::: Material for this exercise :::

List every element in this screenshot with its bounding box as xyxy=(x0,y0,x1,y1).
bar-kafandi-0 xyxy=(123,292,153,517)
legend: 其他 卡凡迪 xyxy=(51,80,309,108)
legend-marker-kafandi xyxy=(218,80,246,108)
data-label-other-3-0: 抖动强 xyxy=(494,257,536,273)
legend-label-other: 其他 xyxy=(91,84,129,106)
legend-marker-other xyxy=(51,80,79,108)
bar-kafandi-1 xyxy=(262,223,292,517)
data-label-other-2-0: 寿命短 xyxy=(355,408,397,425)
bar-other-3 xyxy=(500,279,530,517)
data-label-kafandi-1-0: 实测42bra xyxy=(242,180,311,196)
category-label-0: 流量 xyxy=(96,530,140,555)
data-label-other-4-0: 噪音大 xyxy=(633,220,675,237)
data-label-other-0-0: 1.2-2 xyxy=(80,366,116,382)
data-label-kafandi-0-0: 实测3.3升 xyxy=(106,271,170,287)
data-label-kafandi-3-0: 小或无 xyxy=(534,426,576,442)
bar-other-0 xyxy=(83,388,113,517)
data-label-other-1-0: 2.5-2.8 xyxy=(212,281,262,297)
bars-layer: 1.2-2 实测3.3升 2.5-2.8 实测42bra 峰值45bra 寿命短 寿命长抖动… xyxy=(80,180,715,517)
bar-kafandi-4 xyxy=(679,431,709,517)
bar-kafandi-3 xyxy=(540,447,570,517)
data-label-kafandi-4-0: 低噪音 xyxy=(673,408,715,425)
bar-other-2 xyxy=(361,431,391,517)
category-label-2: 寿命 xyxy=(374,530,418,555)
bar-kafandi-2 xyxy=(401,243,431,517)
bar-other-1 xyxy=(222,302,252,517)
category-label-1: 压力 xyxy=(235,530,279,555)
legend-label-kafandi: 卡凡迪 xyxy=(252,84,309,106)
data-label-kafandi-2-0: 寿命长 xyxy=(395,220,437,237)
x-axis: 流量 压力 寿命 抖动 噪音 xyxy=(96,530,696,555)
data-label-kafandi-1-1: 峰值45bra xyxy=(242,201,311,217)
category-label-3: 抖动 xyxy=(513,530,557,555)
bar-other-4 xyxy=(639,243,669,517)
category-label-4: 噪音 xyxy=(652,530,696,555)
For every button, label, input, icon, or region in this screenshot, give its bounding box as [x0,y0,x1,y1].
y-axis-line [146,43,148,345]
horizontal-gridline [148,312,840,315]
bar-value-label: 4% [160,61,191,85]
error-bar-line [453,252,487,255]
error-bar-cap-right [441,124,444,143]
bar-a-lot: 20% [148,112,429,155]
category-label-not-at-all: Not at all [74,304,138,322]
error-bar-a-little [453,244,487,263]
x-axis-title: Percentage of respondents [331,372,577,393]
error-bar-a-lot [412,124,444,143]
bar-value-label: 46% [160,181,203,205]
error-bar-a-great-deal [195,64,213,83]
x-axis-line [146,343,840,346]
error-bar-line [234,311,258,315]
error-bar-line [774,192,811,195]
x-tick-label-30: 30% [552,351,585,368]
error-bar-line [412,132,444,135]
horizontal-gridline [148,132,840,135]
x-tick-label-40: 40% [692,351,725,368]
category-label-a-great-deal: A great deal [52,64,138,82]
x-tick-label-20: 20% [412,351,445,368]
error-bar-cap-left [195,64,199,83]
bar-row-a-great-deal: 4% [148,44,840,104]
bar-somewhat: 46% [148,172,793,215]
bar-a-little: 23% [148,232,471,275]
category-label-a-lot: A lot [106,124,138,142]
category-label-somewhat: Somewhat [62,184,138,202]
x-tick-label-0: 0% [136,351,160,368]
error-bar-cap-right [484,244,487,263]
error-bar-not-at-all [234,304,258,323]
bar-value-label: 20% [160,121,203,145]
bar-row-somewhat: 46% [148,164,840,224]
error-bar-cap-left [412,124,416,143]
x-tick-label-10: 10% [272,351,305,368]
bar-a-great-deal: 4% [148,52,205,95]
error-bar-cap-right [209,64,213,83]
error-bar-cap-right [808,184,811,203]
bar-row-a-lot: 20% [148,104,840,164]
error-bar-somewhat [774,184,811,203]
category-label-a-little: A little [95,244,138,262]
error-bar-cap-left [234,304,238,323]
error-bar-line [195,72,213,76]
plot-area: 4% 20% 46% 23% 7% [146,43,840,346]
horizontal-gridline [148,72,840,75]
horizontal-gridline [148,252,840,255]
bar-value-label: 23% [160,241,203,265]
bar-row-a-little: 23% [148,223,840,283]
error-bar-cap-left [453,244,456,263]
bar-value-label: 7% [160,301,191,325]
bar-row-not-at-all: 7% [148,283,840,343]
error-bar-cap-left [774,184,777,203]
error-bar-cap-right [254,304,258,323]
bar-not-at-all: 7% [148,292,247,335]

:::

> **Written instruction**: Rewrite every line of the records above, swapping each "error-bar-line" for "error-bar-stem" and leaving everything else unchanged.

> **Complete response**:
List every element in this screenshot with its bounding box as xyxy=(x0,y0,x1,y1).
bar-kafandi-0 xyxy=(123,292,153,517)
legend: 其他 卡凡迪 xyxy=(51,80,309,108)
legend-marker-kafandi xyxy=(218,80,246,108)
data-label-other-3-0: 抖动强 xyxy=(494,257,536,273)
legend-label-other: 其他 xyxy=(91,84,129,106)
legend-marker-other xyxy=(51,80,79,108)
bar-kafandi-1 xyxy=(262,223,292,517)
data-label-other-2-0: 寿命短 xyxy=(355,408,397,425)
bar-other-3 xyxy=(500,279,530,517)
data-label-kafandi-1-0: 实测42bra xyxy=(242,180,311,196)
category-label-0: 流量 xyxy=(96,530,140,555)
data-label-other-4-0: 噪音大 xyxy=(633,220,675,237)
data-label-other-0-0: 1.2-2 xyxy=(80,366,116,382)
data-label-kafandi-0-0: 实测3.3升 xyxy=(106,271,170,287)
data-label-kafandi-3-0: 小或无 xyxy=(534,426,576,442)
bar-other-0 xyxy=(83,388,113,517)
data-label-other-1-0: 2.5-2.8 xyxy=(212,281,262,297)
bars-layer: 1.2-2 实测3.3升 2.5-2.8 实测42bra 峰值45bra 寿命短 寿命长抖动… xyxy=(80,180,715,517)
bar-kafandi-4 xyxy=(679,431,709,517)
bar-kafandi-3 xyxy=(540,447,570,517)
data-label-kafandi-4-0: 低噪音 xyxy=(673,408,715,425)
bar-other-2 xyxy=(361,431,391,517)
category-label-2: 寿命 xyxy=(374,530,418,555)
bar-kafandi-2 xyxy=(401,243,431,517)
bar-other-1 xyxy=(222,302,252,517)
category-label-1: 压力 xyxy=(235,530,279,555)
legend-label-kafandi: 卡凡迪 xyxy=(252,84,309,106)
data-label-kafandi-2-0: 寿命长 xyxy=(395,220,437,237)
x-axis: 流量 压力 寿命 抖动 噪音 xyxy=(96,530,696,555)
data-label-kafandi-1-1: 峰值45bra xyxy=(242,201,311,217)
category-label-3: 抖动 xyxy=(513,530,557,555)
bar-other-4 xyxy=(639,243,669,517)
category-label-4: 噪音 xyxy=(652,530,696,555)
For every button, label, input, icon, or region in this screenshot, give its bounding box as [x0,y0,x1,y1].
y-axis-line [146,43,148,345]
horizontal-gridline [148,312,840,315]
bar-value-label: 4% [160,61,191,85]
error-bar-stem [453,252,487,255]
error-bar-cap-right [441,124,444,143]
bar-a-lot: 20% [148,112,429,155]
category-label-not-at-all: Not at all [74,304,138,322]
error-bar-a-little [453,244,487,263]
x-axis-title: Percentage of respondents [331,372,577,393]
error-bar-a-lot [412,124,444,143]
bar-value-label: 46% [160,181,203,205]
error-bar-a-great-deal [195,64,213,83]
x-axis-line [146,343,840,346]
error-bar-stem [234,311,258,315]
error-bar-stem [774,192,811,195]
x-tick-label-30: 30% [552,351,585,368]
error-bar-stem [412,132,444,135]
horizontal-gridline [148,132,840,135]
x-tick-label-40: 40% [692,351,725,368]
category-label-a-great-deal: A great deal [52,64,138,82]
x-tick-label-20: 20% [412,351,445,368]
error-bar-cap-left [195,64,199,83]
bar-row-a-great-deal: 4% [148,44,840,104]
bar-somewhat: 46% [148,172,793,215]
bar-a-little: 23% [148,232,471,275]
category-label-a-lot: A lot [106,124,138,142]
category-label-somewhat: Somewhat [62,184,138,202]
x-tick-label-0: 0% [136,351,160,368]
error-bar-cap-right [484,244,487,263]
error-bar-not-at-all [234,304,258,323]
bar-value-label: 20% [160,121,203,145]
bar-row-somewhat: 46% [148,164,840,224]
error-bar-cap-left [412,124,416,143]
x-tick-label-10: 10% [272,351,305,368]
bar-a-great-deal: 4% [148,52,205,95]
error-bar-cap-right [209,64,213,83]
error-bar-cap-right [808,184,811,203]
bar-row-a-lot: 20% [148,104,840,164]
error-bar-somewhat [774,184,811,203]
category-label-a-little: A little [95,244,138,262]
error-bar-cap-left [234,304,238,323]
error-bar-stem [195,72,213,76]
plot-area: 4% 20% 46% 23% 7% [146,43,840,346]
horizontal-gridline [148,72,840,75]
horizontal-gridline [148,252,840,255]
bar-value-label: 23% [160,241,203,265]
bar-row-a-little: 23% [148,223,840,283]
error-bar-cap-left [453,244,456,263]
bar-value-label: 7% [160,301,191,325]
bar-row-not-at-all: 7% [148,283,840,343]
error-bar-cap-left [774,184,777,203]
error-bar-cap-right [254,304,258,323]
bar-not-at-all: 7% [148,292,247,335]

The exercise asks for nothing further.